▸ **Written task**
Identify the lines that contain the word "соответствии" and copy each one.

::: Exercise material

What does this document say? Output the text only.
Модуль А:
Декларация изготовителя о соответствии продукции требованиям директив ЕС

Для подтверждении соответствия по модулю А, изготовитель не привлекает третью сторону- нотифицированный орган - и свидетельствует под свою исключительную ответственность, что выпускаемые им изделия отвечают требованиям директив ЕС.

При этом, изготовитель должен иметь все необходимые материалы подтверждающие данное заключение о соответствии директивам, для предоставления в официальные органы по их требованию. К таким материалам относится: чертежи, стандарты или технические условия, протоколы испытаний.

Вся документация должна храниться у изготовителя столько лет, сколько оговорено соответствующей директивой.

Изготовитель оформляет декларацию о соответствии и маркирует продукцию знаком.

::::::

▸ **Solution for this task**
Декларация изготовителя о соответствии продукции требованиям директив ЕС
При этом, изготовитель должен иметь все необходимые материалы подтверждающие данное заключение о соответствии директивам, для предоставления в официальные органы по их требованию. К таким материалам относится: чертежи, стандарты или технические условия, протоколы испытаний.
Изготовитель оформляет декларацию о соответствии и маркирует продукцию знаком.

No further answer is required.